Directions
Please output the lines shown below exactly as they appear.

Supplied data
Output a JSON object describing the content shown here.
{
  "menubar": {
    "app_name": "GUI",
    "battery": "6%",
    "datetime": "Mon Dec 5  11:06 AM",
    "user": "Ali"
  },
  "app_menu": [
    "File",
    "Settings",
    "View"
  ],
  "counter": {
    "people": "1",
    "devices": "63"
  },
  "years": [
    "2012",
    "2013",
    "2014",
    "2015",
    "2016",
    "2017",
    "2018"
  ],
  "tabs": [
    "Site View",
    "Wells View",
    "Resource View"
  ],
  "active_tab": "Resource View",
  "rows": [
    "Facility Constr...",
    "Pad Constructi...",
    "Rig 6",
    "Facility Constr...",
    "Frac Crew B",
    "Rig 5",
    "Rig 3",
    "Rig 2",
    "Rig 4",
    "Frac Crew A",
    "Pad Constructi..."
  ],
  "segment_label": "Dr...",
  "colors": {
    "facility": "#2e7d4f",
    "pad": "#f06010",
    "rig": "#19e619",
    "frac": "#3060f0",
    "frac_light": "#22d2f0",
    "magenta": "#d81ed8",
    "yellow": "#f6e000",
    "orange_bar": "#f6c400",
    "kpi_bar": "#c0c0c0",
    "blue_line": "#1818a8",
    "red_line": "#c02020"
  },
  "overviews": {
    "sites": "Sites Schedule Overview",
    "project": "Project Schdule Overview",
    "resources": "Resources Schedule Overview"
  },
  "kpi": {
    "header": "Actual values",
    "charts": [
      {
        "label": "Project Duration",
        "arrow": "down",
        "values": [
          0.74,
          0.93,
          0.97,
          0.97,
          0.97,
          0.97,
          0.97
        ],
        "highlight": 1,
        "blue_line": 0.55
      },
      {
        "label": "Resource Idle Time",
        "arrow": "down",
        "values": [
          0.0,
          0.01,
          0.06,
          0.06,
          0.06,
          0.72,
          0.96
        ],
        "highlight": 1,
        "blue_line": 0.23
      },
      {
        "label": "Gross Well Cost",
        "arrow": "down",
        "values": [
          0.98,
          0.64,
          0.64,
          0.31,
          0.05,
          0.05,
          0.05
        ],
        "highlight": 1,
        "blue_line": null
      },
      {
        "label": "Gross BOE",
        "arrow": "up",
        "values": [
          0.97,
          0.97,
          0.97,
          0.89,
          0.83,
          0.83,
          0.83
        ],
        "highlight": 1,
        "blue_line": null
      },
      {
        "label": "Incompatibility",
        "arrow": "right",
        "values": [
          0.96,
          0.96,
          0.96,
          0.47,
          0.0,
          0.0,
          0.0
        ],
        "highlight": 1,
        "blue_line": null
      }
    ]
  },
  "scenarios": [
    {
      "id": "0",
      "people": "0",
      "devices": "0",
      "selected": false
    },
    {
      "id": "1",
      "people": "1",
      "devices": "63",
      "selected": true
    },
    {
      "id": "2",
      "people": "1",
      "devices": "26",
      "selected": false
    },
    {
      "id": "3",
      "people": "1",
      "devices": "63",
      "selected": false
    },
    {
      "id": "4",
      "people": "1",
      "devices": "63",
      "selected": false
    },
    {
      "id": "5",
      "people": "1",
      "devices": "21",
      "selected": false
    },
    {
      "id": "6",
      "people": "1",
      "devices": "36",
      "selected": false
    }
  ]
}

Reply
Output a JSON object describing the content shown here.
{
  "menubar": {
    "app_name": "GUI",
    "battery": "6%",
    "datetime": "Mon Dec 5  11:06 AM",
    "user": "Ali"
  },
  "app_menu": [
    "File",
    "Settings",
    "View"
  ],
  "counter": {
    "people": "1",
    "devices": "63"
  },
  "years": [
    "2012",
    "2013",
    "2014",
    "2015",
    "2016",
    "2017",
    "2018"
  ],
  "tabs": [
    "Site View",
    "Wells View",
    "Resource View"
  ],
  "active_tab": "Resource View",
  "rows": [
    "Facility Constr...",
    "Pad Constructi...",
    "Rig 6",
    "Facility Constr...",
    "Frac Crew B",
    "Rig 5",
    "Rig 3",
    "Rig 2",
    "Rig 4",
    "Frac Crew A",
    "Pad Constructi..."
  ],
  "segment_label": "Dr...",
  "colors": {
    "facility": "#2e7d4f",
    "pad": "#f06010",
    "rig": "#19e619",
    "frac": "#3060f0",
    "frac_light": "#22d2f0",
    "magenta": "#d81ed8",
    "yellow": "#f6e000",
    "orange_bar": "#f6c400",
    "kpi_bar": "#c0c0c0",
    "blue_line": "#1818a8",
    "red_line": "#c02020"
  },
  "overviews": {
    "sites": "Sites Schedule Overview",
    "project": "Project Schdule Overview",
    "resources": "Resources Schedule Overview"
  },
  "kpi": {
    "header": "Actual values",
    "charts": [
      {
        "label": "Project Duration",
        "arrow": "down",
        "values": [
          0.74,
          0.93,
          0.97,
          0.97,
          0.97,
          0.97,
          0.97
        ],
        "highlight": 1,
        "blue_line": 0.55
      },
      {
        "label": "Resource Idle Time",
        "arrow": "down",
        "values": [
          0.0,
          0.01,
          0.06,
          0.06,
          0.06,
          0.72,
          0.96
        ],
        "highlight": 1,
        "blue_line": 0.23
      },
      {
        "label": "Gross Well Cost",
        "arrow": "down",
        "values": [
          0.98,
          0.64,
          0.64,
          0.31,
          0.05,
          0.05,
          0.05
        ],
        "highlight": 1,
        "blue_line": null
      },
      {
        "label": "Gross BOE",
        "arrow": "up",
        "values": [
          0.97,
          0.97,
          0.97,
          0.89,
          0.83,
          0.83,
          0.83
        ],
        "highlight": 1,
        "blue_line": null
      },
      {
        "label": "Incompatibility",
        "arrow": "right",
        "values": [
          0.96,
          0.96,
          0.96,
          0.47,
          0.0,
          0.0,
          0.0
        ],
        "highlight": 1,
        "blue_line": null
      }
    ]
  },
  "scenarios": [
    {
      "id": "0",
      "people": "0",
      "devices": "0",
      "selected": false
    },
    {
      "id": "1",
      "people": "1",
      "devices": "63",
      "selected": true
    },
    {
      "id": "2",
      "people": "1",
      "devices": "26",
      "selected": false
    },
    {
      "id": "3",
      "people": "1",
      "devices": "63",
      "selected": false
    },
    {
      "id": "4",
      "people": "1",
      "devices": "63",
      "selected": false
    },
    {
      "id": "5",
      "people": "1",
      "devices": "21",
      "selected": false
    },
    {
      "id": "6",
      "people": "1",
      "devices": "36",
      "selected": false
    }
  ]
}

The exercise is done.